• [TASK REQUIREMENTS]
Identify each line in the records below that contains the word "sensory", and copy it.

Dataset rows:
---
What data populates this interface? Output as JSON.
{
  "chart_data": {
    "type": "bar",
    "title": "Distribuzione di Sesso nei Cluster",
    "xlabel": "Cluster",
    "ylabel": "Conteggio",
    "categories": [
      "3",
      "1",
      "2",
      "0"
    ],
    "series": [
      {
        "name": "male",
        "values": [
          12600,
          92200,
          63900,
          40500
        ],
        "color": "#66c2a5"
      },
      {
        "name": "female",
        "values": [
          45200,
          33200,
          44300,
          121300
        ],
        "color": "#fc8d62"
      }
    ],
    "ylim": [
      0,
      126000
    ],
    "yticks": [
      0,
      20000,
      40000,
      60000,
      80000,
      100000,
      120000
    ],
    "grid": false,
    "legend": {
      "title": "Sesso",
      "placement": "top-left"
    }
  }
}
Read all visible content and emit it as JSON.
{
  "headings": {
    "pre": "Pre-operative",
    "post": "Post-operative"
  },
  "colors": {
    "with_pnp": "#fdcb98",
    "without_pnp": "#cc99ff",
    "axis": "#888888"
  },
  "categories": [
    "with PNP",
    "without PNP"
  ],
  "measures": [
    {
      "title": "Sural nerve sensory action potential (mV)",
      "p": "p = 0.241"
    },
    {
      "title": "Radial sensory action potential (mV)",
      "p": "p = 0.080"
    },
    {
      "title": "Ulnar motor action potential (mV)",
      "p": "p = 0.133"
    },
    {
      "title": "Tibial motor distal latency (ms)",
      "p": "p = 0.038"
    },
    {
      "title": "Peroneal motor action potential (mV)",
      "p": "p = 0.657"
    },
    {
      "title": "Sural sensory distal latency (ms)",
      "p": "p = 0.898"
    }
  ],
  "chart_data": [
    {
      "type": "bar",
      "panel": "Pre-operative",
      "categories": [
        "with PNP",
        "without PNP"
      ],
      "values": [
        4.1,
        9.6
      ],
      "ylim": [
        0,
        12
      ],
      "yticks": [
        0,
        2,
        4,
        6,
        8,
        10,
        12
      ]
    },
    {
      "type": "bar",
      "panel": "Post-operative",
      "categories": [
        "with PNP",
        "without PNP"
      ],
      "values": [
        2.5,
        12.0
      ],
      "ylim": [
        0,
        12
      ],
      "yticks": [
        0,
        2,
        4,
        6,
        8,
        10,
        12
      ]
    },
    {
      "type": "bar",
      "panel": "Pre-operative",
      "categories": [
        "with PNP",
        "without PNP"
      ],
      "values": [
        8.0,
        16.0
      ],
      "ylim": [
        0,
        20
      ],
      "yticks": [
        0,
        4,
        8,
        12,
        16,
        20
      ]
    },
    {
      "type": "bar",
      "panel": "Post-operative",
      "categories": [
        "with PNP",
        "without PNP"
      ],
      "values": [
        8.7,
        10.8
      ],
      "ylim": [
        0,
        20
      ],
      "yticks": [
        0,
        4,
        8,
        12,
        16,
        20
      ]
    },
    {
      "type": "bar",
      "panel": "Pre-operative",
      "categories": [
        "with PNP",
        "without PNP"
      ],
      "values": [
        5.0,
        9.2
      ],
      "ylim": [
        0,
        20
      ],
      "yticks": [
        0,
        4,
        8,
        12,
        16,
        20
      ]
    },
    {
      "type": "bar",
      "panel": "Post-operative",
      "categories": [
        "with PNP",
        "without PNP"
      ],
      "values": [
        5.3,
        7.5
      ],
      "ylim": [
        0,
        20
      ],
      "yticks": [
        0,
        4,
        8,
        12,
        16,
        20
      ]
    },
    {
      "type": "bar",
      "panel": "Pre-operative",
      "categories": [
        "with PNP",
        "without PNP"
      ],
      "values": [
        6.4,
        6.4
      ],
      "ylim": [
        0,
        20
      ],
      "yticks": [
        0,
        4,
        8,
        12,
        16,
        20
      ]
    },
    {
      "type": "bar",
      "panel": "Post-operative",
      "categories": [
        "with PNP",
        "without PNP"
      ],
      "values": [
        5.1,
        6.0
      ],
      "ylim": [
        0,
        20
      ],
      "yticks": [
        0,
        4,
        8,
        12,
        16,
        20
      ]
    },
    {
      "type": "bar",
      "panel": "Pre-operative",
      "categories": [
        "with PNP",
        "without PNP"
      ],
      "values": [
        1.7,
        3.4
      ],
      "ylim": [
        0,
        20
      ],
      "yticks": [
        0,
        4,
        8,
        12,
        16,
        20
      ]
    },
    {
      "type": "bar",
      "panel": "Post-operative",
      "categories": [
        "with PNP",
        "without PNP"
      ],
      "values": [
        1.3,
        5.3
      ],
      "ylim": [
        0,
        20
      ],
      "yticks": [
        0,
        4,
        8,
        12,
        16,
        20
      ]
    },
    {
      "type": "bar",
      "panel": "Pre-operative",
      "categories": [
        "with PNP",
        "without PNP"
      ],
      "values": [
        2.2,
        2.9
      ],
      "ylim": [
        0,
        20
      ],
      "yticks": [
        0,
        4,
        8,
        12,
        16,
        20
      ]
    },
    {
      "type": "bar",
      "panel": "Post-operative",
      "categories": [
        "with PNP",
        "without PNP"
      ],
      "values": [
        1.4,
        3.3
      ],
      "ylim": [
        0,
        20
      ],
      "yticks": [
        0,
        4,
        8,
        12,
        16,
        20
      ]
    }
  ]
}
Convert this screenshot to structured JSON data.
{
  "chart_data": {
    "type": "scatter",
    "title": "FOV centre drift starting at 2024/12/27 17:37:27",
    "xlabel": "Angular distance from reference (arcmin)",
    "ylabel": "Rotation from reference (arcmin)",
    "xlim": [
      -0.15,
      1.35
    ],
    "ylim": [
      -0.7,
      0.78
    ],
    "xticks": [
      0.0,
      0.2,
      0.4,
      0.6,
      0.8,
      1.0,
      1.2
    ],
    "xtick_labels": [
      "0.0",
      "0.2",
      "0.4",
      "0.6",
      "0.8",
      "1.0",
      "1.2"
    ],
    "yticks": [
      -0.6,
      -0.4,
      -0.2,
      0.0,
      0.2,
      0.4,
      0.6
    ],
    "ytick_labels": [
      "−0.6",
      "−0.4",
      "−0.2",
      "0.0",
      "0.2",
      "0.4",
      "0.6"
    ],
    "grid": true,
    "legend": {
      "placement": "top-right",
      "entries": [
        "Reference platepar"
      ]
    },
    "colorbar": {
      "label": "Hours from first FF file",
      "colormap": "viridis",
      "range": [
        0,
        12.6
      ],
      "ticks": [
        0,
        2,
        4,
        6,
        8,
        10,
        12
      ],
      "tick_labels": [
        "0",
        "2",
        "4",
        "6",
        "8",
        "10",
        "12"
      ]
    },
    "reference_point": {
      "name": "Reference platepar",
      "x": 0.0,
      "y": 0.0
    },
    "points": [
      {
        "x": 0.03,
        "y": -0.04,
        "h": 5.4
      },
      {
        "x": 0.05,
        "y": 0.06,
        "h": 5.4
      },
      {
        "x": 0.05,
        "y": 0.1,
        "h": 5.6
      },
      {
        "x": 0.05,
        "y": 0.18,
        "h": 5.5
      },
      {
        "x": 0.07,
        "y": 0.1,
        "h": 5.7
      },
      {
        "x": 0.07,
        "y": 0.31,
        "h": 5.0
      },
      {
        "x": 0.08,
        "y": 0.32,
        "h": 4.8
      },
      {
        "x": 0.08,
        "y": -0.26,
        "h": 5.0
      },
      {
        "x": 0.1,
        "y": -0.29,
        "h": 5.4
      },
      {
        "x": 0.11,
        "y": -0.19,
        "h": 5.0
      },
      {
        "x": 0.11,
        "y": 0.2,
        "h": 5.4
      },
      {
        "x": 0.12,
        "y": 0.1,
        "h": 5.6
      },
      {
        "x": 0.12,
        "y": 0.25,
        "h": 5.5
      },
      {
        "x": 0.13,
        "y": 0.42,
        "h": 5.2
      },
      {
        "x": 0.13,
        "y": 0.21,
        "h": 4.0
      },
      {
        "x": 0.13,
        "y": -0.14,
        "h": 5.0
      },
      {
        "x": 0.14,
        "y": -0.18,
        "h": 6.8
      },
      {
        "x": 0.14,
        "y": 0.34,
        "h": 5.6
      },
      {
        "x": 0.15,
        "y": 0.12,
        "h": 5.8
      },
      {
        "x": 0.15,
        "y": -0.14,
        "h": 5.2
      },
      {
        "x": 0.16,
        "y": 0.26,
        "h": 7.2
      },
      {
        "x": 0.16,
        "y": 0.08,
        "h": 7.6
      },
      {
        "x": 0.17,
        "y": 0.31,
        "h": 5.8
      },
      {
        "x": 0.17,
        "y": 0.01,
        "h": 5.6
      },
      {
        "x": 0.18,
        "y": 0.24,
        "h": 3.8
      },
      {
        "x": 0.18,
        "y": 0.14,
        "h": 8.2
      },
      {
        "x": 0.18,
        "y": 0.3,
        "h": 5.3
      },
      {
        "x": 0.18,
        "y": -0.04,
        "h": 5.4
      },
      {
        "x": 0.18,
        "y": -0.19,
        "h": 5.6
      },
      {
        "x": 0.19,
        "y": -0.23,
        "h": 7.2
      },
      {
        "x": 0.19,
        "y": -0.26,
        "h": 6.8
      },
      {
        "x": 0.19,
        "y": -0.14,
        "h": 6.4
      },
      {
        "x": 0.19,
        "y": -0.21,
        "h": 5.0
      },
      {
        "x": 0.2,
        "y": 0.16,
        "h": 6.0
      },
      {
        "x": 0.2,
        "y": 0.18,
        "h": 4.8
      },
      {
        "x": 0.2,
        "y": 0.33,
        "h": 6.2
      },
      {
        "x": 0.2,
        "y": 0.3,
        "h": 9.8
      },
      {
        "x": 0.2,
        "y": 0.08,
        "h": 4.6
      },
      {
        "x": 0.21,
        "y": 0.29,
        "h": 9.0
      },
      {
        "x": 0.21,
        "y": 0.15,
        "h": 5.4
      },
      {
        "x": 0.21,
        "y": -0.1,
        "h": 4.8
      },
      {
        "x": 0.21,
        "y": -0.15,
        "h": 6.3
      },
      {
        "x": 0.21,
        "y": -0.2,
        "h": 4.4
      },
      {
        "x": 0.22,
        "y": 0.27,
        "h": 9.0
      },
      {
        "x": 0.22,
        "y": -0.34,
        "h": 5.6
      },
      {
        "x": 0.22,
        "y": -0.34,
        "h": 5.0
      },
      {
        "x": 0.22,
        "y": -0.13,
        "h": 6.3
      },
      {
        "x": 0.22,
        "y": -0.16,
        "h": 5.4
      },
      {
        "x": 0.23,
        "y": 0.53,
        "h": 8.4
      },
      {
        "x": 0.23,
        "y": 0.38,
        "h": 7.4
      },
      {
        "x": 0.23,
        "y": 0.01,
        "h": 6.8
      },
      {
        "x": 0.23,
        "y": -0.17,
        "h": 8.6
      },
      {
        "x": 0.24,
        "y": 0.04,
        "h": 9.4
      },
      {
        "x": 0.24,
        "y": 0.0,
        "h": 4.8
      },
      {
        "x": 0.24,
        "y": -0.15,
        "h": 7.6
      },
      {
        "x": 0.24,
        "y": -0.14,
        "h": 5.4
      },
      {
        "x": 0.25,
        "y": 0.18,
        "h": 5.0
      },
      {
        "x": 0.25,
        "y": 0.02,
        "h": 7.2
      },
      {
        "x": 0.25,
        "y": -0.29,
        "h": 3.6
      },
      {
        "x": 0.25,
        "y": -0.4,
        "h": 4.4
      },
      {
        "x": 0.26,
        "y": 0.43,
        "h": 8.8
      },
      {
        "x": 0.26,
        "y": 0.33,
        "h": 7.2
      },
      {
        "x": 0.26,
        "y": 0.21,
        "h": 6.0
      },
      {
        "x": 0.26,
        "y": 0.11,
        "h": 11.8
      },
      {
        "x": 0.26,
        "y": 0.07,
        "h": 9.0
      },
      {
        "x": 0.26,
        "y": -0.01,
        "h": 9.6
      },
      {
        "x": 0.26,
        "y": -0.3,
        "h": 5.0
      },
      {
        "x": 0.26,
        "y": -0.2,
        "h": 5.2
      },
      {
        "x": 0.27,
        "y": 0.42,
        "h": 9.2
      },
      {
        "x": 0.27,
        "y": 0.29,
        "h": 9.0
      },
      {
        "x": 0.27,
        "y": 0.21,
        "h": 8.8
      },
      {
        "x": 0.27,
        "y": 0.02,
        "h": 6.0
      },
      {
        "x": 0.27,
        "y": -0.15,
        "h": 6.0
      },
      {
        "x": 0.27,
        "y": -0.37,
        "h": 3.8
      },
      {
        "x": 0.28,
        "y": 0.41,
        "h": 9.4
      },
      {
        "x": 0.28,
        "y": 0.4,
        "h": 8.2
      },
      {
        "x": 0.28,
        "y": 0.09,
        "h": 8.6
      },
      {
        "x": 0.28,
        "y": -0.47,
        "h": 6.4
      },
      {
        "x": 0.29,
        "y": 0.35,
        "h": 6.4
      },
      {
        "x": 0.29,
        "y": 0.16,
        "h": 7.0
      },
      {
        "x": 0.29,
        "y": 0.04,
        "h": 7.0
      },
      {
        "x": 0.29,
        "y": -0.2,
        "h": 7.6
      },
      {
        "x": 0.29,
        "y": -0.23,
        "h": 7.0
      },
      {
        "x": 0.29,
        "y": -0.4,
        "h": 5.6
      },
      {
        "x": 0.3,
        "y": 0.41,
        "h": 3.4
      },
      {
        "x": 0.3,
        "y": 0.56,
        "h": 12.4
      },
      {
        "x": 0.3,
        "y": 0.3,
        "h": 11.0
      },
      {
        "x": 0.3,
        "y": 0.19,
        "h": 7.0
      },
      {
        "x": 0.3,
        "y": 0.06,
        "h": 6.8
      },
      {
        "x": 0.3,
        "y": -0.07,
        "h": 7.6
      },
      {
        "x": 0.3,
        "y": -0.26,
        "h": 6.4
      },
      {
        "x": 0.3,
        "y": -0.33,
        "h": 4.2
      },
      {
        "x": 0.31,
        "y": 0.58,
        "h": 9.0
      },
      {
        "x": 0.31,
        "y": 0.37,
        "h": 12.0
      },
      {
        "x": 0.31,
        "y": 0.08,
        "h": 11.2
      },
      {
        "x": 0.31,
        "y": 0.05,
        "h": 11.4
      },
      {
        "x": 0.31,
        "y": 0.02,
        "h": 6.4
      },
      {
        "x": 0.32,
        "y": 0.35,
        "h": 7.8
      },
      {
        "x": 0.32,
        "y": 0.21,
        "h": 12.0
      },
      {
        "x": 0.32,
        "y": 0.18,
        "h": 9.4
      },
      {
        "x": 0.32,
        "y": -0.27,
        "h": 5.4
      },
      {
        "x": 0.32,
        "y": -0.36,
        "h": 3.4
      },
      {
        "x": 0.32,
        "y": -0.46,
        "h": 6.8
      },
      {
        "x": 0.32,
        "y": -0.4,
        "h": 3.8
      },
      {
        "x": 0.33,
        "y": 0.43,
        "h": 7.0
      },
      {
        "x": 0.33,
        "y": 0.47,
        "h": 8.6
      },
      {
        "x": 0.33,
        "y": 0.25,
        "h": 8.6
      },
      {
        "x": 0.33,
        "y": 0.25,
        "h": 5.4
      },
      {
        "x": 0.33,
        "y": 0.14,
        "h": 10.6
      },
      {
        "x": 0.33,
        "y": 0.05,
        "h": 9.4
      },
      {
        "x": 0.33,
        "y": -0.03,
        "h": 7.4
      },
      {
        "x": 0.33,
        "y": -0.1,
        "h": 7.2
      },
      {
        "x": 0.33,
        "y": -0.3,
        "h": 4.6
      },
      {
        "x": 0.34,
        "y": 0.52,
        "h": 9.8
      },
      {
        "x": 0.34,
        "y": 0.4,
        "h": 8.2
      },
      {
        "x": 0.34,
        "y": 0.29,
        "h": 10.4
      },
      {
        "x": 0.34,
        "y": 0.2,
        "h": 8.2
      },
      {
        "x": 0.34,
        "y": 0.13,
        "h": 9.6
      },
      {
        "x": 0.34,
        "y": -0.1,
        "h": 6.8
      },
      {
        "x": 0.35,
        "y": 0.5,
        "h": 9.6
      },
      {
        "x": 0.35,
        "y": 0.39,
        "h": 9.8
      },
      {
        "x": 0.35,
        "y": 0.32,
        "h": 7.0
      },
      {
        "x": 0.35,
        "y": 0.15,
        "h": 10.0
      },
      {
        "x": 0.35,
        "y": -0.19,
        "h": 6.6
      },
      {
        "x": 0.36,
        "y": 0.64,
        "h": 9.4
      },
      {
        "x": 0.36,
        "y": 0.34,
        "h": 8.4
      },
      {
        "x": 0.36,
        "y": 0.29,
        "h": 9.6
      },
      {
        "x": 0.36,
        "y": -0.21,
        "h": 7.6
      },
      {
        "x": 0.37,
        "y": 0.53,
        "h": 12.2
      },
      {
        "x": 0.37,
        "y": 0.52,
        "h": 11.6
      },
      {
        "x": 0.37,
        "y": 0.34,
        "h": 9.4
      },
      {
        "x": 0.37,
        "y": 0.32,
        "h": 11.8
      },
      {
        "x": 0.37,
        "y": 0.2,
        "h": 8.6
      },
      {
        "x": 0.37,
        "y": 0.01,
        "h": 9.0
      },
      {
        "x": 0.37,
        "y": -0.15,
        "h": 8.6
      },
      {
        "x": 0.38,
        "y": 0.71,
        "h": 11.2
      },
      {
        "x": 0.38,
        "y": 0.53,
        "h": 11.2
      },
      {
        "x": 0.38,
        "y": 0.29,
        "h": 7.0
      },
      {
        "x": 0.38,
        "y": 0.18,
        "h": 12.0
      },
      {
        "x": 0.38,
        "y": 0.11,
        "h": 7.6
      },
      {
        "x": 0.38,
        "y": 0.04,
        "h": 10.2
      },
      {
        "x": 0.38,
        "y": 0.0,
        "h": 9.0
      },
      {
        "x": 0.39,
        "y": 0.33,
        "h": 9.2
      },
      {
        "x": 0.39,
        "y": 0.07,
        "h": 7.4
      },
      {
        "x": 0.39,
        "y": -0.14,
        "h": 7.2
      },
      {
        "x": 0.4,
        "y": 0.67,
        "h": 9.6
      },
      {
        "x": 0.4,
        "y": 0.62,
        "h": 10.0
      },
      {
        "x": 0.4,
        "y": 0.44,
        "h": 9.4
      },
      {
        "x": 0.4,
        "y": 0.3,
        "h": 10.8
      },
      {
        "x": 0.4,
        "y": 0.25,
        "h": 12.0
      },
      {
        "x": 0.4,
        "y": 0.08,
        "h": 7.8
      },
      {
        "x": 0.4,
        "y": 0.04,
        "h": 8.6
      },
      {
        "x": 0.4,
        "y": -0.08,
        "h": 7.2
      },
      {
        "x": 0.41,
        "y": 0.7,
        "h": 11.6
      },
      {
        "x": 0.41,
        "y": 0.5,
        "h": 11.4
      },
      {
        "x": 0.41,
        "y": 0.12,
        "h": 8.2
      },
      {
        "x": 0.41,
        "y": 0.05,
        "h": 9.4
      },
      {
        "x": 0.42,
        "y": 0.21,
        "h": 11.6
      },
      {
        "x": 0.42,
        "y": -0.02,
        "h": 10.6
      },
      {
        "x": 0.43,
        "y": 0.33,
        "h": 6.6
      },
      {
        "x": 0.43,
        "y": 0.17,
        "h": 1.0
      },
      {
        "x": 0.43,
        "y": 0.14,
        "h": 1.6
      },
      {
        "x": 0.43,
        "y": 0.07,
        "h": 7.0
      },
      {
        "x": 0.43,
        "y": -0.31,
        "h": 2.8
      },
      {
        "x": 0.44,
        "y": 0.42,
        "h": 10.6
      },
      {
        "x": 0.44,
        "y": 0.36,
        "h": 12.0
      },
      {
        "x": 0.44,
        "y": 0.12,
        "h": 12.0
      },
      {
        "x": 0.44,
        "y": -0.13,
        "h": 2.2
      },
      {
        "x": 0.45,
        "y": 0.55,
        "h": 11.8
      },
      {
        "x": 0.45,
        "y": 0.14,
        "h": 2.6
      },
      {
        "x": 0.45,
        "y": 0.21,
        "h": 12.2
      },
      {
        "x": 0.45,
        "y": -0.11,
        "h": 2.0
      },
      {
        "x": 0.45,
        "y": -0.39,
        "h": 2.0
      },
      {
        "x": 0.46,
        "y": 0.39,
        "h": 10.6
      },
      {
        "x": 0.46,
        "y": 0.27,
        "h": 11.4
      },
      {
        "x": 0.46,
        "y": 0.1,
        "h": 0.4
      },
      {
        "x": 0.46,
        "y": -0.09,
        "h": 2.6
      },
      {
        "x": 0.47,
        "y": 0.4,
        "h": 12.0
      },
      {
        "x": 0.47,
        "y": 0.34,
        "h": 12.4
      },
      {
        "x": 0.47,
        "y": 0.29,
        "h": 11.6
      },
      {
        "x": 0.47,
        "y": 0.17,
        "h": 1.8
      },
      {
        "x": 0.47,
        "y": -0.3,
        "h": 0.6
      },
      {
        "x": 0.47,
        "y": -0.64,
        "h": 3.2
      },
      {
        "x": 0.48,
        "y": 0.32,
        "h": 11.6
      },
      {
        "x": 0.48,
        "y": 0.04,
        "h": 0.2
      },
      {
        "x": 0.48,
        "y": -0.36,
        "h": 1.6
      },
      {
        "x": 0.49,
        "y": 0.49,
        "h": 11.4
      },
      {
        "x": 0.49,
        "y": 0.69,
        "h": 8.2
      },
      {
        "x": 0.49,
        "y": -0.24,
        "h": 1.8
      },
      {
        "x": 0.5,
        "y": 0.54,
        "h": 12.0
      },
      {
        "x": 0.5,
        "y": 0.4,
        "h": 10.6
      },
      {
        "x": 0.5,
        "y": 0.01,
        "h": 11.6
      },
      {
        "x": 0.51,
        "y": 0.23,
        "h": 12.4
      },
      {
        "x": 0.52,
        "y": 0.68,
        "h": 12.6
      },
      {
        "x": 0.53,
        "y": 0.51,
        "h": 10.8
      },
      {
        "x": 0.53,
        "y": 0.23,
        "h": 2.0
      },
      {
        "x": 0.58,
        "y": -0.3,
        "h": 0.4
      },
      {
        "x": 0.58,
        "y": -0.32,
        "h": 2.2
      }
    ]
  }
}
---
• [EXERCISE OUTPUT]
      "title": "Sural nerve sensory action potential (mV)",
      "title": "Radial sensory action potential (mV)",
      "title": "Sural sensory distal latency (ms)",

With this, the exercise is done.